### TASK DETAILS
Take from the listing each line that has the string "declining".

### INFORMATION
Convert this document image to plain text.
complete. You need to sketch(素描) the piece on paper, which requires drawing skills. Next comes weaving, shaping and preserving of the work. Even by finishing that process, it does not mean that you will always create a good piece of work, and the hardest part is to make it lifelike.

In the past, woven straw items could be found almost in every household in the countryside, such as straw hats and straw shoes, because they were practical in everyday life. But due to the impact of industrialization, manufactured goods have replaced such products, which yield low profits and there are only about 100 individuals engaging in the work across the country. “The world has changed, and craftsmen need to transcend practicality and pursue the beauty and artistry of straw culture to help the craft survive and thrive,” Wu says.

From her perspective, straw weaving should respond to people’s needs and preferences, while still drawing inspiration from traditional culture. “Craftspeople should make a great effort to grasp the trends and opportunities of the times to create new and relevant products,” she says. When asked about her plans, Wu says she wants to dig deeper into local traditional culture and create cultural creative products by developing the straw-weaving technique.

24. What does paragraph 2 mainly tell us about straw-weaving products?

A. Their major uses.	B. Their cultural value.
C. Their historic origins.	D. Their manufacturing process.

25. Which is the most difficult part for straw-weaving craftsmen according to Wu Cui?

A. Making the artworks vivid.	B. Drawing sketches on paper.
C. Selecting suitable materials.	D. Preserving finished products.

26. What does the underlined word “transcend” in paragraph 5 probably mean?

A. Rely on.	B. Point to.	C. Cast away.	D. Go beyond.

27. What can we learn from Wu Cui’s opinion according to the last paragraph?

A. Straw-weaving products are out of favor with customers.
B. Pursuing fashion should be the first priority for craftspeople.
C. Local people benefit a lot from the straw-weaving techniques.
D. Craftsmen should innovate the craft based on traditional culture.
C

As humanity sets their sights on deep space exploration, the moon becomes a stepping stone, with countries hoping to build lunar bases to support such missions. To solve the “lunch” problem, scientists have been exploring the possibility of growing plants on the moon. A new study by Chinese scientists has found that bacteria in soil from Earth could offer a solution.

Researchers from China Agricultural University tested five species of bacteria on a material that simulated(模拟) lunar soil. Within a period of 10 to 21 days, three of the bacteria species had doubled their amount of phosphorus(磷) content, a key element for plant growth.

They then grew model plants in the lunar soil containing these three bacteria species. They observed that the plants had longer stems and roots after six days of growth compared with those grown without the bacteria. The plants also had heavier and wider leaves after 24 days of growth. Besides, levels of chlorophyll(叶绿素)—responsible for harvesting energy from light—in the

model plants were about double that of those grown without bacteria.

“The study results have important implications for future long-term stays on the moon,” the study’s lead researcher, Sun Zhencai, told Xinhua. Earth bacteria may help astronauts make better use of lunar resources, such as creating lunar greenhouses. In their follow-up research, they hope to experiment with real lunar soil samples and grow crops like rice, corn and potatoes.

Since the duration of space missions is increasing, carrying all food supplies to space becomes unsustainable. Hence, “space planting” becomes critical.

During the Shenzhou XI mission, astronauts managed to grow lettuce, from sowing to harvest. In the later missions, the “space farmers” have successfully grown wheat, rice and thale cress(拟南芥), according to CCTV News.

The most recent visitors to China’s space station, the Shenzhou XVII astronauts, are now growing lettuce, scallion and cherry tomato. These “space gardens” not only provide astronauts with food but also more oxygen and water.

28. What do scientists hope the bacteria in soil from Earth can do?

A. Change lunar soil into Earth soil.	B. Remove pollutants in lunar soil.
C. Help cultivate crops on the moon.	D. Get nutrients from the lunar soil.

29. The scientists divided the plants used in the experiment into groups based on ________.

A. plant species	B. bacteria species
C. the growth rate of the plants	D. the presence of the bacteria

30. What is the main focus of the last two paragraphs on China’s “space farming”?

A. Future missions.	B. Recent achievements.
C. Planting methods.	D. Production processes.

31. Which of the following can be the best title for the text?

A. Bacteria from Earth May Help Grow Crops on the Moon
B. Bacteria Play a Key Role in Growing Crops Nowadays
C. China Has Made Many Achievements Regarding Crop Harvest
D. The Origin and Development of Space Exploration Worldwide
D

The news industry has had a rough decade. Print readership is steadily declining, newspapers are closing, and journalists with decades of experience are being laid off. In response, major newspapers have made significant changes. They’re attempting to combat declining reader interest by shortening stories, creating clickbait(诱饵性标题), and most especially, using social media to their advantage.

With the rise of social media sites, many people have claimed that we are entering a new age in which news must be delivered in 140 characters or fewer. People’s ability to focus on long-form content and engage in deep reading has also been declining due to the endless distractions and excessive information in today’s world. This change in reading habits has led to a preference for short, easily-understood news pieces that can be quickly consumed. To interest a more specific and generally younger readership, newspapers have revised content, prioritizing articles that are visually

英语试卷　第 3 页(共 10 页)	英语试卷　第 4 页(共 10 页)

### EXERCISE ANSWER
The news industry has had a rough decade. Print readership is steadily declining, newspapers are closing, and journalists with decades of experience are being laid off. In response, major newspapers have made significant changes. They’re attempting to combat declining reader interest by shortening stories, creating clickbait(诱饵性标题), and most especially, using social media to their advantage.
With the rise of social media sites, many people have claimed that we are entering a new age in which news must be delivered in 140 characters or fewer. People’s ability to focus on long-form content and engage in deep reading has also been declining due to the endless distractions and excessive information in today’s world. This change in reading habits has led to a preference for short, easily-understood news pieces that can be quickly consumed. To interest a more specific and generally younger readership, newspapers have revised content, prioritizing articles that are visually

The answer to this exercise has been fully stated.